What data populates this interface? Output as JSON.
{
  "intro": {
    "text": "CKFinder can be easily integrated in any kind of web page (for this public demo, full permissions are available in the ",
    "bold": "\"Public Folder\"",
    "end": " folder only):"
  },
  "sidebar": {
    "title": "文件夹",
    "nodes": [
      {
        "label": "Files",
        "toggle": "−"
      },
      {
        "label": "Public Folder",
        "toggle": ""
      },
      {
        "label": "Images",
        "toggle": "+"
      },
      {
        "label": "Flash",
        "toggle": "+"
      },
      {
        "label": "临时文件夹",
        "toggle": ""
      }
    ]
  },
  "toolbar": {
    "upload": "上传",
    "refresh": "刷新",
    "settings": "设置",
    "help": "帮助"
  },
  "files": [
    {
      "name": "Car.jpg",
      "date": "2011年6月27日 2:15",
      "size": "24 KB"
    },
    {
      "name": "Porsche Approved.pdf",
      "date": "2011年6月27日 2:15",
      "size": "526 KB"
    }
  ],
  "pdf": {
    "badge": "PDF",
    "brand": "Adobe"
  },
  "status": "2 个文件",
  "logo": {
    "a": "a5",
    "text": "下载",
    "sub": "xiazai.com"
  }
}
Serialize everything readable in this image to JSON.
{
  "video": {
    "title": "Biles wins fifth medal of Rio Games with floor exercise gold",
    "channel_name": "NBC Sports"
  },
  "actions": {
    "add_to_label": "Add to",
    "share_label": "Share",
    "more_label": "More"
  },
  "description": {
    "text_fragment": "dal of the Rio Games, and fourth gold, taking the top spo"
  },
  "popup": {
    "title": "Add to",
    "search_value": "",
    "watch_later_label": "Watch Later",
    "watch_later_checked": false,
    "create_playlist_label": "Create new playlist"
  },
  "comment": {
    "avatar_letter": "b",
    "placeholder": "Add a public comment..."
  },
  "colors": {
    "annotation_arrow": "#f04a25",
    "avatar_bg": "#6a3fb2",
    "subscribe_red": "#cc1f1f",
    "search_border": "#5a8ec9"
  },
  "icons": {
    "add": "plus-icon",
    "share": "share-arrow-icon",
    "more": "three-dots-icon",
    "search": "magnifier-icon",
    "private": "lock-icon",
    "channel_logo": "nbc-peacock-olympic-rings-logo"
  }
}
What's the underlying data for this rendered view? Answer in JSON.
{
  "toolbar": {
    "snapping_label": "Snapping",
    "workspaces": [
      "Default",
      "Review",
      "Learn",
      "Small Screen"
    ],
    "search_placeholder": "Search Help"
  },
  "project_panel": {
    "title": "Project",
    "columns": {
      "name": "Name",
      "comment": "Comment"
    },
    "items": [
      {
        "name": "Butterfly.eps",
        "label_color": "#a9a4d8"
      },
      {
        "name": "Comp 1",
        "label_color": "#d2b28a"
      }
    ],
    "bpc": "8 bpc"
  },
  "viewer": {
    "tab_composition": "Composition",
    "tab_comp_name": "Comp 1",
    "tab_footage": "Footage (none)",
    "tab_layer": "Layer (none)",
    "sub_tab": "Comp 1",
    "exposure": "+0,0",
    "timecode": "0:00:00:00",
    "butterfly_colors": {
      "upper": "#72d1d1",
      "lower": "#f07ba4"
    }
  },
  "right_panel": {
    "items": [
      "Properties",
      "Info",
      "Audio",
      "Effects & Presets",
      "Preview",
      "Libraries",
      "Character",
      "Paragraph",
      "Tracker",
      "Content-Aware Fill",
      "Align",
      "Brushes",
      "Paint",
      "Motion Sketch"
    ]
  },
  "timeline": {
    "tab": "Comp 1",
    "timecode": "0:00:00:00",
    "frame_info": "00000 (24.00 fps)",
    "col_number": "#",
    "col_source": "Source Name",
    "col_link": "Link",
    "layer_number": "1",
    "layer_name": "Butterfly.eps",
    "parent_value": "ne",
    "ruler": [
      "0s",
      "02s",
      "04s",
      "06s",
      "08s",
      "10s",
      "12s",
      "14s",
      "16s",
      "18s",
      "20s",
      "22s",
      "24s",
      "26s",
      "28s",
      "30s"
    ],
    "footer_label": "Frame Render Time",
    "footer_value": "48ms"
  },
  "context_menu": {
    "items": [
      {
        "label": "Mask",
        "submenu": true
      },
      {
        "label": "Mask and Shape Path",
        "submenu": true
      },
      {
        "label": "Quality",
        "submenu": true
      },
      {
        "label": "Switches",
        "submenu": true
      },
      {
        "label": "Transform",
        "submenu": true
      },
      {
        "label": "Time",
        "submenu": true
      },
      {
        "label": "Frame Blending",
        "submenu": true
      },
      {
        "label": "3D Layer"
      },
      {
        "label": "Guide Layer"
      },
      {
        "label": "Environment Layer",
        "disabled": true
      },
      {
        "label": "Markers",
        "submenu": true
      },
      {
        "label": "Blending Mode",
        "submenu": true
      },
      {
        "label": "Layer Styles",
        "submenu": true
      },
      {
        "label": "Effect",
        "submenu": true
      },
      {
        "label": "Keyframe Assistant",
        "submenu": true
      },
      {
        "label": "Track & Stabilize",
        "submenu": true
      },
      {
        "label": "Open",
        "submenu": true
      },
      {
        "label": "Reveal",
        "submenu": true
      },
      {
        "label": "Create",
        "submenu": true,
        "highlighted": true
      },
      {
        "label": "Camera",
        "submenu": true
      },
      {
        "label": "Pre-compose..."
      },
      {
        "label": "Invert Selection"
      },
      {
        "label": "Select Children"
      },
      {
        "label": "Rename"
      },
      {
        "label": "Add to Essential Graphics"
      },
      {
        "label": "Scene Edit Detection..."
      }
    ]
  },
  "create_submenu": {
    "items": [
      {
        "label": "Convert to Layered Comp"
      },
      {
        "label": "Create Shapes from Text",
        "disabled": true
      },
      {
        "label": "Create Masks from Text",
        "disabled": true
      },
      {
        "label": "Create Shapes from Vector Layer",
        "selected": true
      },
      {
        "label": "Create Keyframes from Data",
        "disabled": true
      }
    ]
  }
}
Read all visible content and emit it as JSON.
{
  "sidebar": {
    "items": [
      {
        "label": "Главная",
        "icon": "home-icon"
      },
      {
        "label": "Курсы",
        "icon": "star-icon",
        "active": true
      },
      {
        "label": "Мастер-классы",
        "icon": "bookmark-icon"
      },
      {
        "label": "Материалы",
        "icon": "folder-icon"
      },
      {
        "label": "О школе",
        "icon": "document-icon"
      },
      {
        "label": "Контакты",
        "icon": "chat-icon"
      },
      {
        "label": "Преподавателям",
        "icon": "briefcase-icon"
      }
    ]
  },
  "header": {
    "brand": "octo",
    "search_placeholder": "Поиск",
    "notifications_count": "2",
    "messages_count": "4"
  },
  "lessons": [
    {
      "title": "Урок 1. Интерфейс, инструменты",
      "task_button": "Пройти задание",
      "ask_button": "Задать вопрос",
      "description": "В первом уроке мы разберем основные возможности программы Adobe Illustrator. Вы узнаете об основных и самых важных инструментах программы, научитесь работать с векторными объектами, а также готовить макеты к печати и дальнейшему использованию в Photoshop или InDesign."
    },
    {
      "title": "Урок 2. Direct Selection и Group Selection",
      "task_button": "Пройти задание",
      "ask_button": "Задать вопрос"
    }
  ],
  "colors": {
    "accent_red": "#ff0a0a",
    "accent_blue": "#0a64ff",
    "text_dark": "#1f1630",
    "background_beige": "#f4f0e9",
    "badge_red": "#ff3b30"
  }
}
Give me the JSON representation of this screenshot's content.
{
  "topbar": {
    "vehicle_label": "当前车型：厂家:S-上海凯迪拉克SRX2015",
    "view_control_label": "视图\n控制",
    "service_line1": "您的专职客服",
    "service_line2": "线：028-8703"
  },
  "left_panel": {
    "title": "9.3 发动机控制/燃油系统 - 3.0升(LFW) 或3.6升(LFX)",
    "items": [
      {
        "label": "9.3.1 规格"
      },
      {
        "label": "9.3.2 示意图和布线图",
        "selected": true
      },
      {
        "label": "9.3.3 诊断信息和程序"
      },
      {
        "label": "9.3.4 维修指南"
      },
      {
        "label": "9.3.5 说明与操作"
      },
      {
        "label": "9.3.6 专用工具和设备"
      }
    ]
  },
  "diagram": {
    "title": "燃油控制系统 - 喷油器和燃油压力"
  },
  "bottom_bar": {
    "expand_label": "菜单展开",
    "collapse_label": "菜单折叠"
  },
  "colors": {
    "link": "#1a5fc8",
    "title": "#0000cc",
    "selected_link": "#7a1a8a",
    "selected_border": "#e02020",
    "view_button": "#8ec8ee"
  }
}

* [Directive]
Of all the lines in the listing above, how many include "Games"? Write only the number.

* [Correct answer]
2